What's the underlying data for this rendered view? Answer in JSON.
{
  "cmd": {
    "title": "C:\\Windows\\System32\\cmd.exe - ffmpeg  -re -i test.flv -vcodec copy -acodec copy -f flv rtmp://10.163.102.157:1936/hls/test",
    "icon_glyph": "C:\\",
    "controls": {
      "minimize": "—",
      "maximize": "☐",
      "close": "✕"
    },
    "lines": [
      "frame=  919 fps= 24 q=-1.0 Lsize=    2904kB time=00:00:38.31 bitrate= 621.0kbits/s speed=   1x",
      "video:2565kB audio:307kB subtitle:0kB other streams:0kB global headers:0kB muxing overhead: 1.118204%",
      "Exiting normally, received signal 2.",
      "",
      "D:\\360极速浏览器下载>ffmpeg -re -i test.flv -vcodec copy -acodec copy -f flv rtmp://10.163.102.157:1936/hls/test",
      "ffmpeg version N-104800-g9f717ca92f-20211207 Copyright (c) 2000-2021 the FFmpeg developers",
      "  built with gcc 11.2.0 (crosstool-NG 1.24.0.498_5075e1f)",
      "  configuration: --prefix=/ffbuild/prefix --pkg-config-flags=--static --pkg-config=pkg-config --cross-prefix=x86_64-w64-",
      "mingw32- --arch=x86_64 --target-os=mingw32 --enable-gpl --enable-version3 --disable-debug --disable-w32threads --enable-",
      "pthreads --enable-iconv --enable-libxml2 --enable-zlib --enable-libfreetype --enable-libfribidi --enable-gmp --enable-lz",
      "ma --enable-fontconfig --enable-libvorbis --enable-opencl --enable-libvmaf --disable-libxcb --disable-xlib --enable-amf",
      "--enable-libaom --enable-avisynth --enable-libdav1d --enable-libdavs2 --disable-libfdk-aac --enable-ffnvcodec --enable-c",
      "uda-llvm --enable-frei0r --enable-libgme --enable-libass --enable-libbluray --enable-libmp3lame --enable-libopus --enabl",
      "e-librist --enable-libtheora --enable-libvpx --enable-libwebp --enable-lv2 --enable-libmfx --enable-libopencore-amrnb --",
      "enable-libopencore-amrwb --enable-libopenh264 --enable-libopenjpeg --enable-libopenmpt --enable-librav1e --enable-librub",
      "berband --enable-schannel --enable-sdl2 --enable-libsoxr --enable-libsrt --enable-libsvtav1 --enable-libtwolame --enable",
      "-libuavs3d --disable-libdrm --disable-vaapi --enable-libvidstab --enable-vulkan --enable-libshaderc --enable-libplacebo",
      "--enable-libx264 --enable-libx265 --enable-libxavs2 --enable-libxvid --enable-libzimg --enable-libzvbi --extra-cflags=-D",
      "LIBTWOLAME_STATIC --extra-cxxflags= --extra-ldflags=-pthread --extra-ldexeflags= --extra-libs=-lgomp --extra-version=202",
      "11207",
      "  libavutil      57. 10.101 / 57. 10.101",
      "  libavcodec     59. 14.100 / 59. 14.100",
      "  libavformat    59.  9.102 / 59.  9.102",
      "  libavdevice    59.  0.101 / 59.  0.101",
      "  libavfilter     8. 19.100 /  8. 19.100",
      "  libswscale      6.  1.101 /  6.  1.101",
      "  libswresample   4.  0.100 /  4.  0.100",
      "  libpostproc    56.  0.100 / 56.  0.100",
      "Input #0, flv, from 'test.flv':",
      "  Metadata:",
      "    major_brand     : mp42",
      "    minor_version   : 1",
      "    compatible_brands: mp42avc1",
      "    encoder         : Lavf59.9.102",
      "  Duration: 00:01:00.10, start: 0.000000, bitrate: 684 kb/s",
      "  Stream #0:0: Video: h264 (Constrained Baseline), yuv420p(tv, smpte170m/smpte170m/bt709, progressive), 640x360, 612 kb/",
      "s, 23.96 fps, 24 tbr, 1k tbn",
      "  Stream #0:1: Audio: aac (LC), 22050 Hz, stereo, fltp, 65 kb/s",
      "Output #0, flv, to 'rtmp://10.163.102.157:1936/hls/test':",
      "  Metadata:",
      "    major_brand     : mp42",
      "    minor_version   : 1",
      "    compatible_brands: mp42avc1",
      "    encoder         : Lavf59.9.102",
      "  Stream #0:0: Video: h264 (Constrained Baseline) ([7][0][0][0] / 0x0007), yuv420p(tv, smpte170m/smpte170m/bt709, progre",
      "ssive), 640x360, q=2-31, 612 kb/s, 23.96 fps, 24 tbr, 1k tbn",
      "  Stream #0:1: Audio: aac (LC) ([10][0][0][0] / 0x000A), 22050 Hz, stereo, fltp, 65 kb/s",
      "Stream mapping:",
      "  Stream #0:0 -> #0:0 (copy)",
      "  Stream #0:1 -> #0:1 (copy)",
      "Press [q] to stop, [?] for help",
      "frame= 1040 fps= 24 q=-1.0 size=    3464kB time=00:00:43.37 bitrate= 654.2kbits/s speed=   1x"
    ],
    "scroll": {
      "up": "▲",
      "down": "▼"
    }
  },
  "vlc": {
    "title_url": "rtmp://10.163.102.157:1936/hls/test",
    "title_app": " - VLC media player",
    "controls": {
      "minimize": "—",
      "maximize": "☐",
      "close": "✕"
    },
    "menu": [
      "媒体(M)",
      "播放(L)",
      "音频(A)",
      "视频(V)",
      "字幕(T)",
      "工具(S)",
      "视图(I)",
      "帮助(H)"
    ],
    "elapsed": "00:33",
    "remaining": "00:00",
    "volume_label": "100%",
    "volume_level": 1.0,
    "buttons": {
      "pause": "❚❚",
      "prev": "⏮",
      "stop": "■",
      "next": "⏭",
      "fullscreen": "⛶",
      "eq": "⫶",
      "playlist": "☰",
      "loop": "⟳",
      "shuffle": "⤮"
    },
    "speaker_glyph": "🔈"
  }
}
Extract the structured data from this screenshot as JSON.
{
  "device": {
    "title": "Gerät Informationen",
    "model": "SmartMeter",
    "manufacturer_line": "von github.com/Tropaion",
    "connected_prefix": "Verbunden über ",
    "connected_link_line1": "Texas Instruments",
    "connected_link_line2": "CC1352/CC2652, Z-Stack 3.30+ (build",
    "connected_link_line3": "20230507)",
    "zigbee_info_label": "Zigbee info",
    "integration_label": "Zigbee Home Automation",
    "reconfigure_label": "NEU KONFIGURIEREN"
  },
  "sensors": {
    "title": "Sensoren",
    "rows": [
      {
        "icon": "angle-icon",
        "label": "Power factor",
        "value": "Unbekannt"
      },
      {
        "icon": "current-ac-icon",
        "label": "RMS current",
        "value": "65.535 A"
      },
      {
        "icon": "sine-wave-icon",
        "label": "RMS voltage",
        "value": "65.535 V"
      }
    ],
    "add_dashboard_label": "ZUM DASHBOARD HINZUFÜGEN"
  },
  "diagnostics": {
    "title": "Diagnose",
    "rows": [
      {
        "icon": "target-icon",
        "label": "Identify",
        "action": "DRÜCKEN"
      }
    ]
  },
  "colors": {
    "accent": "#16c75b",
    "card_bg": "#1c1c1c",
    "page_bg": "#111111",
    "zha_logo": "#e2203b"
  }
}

**Challenge:**
Repeat only the stretch of lines starting at the one containing "Extract the structured" and running to the final line of the entries above.

**Task result:**
Extract the structured data from this screenshot as JSON.
{
  "device": {
    "title": "Gerät Informationen",
    "model": "SmartMeter",
    "manufacturer_line": "von github.com/Tropaion",
    "connected_prefix": "Verbunden über ",
    "connected_link_line1": "Texas Instruments",
    "connected_link_line2": "CC1352/CC2652, Z-Stack 3.30+ (build",
    "connected_link_line3": "20230507)",
    "zigbee_info_label": "Zigbee info",
    "integration_label": "Zigbee Home Automation",
    "reconfigure_label": "NEU KONFIGURIEREN"
  },
  "sensors": {
    "title": "Sensoren",
    "rows": [
      {
        "icon": "angle-icon",
        "label": "Power factor",
        "value": "Unbekannt"
      },
      {
        "icon": "current-ac-icon",
        "label": "RMS current",
        "value": "65.535 A"
      },
      {
        "icon": "sine-wave-icon",
        "label": "RMS voltage",
        "value": "65.535 V"
      }
    ],
    "add_dashboard_label": "ZUM DASHBOARD HINZUFÜGEN"
  },
  "diagnostics": {
    "title": "Diagnose",
    "rows": [
      {
        "icon": "target-icon",
        "label": "Identify",
        "action": "DRÜCKEN"
      }
    ]
  },
  "colors": {
    "accent": "#16c75b",
    "card_bg": "#1c1c1c",
    "page_bg": "#111111",
    "zha_logo": "#e2203b"
  }
}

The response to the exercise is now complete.